**Selected extract:**
>>>>
Which Of These Byron Bay Holiday Activities Will You Try First?
A Byron Bay camping holiday at Broken Head Holiday Park is always going to be fun. You’ll be in the great outdoors, beside sea and sand and surrounded by tropical flora and fauna. But, for many holidaymakers (and families with young children in particular) you’ll need a lot more than an impressive landscape to keep everyone amused – regardless of how mesmerising it is.
Luckily there are plenty of activities to amuse and entertain a range of age groups on a Byron Bay camping holiday. There’s beachcombing, surfing, trekking or visiting the nature reserves to see if you can spot some of Australia’s most endangered wildlife, for instance. Then again, you can go visiting the nearby towns with their unique, individual attractions and where you can spend hours shopping or golfing and later sampling some of the gorgeous home cooking in cafes and restaurants (you’ll find plenty of the latter dotted throughout Byron Bay incidentally).
<<<<
**Exercise A:** Transcribe the Byron Bay holiday passage from "A Byron Bay camping holiday at" up to and including "mesmerising it is.".

**Entries shown:**
>>>>
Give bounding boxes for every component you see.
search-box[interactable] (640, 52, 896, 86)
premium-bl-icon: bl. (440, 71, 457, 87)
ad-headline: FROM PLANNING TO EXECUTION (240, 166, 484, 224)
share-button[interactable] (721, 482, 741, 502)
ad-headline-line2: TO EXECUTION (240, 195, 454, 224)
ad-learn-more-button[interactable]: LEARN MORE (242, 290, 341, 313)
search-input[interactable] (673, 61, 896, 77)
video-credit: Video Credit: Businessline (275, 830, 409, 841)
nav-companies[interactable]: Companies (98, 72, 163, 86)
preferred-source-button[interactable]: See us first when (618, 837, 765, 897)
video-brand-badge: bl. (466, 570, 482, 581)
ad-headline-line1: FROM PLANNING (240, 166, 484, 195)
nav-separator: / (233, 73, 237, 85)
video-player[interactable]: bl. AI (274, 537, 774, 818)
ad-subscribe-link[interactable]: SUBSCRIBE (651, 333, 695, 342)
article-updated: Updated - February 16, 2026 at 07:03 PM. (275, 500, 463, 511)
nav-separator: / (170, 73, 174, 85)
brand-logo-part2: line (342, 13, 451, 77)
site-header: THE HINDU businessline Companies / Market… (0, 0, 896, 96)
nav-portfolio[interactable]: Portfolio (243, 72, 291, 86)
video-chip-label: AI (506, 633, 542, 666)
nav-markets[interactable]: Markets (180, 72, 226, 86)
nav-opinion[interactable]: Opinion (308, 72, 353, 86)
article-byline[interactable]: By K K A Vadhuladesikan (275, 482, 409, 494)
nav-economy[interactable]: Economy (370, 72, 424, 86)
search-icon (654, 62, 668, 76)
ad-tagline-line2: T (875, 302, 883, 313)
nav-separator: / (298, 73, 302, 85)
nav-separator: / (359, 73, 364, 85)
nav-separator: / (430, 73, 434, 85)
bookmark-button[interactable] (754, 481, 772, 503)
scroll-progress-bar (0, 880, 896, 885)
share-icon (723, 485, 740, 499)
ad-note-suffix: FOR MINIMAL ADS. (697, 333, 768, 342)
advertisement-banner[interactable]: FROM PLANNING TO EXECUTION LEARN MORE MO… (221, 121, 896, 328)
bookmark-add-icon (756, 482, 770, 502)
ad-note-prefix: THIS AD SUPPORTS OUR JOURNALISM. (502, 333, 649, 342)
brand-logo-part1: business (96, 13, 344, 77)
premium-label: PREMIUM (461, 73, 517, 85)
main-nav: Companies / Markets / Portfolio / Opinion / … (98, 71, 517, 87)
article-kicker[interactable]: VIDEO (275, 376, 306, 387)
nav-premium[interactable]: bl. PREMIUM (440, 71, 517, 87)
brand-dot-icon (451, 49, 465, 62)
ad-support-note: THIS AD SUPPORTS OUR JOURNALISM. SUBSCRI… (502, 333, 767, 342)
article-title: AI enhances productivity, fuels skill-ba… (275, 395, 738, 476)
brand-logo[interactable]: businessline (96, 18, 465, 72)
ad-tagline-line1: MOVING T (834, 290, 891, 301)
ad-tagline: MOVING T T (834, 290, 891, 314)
<<<<
**Exercise B:** Restate word for word the records from their first line up to and including the line with "search-input[interactable] (673, 61, 896, 77)".

**Correct output A:**
A Byron Bay camping holiday at Broken Head Holiday Park is always going to be fun. You’ll be in the great outdoors, beside sea and sand and surrounded by tropical flora and fauna. But, for many holidaymakers (and families with young children in particular) you’ll need a lot more than an impressive landscape to keep everyone amused – regardless of how mesmerising it is.

**Correct output B:**
Give bounding boxes for every component you see.
search-box[interactable] (640, 52, 896, 86)
premium-bl-icon: bl. (440, 71, 457, 87)
ad-headline: FROM PLANNING TO EXECUTION (240, 166, 484, 224)
share-button[interactable] (721, 482, 741, 502)
ad-headline-line2: TO EXECUTION (240, 195, 454, 224)
ad-learn-more-button[interactable]: LEARN MORE (242, 290, 341, 313)
search-input[interactable] (673, 61, 896, 77)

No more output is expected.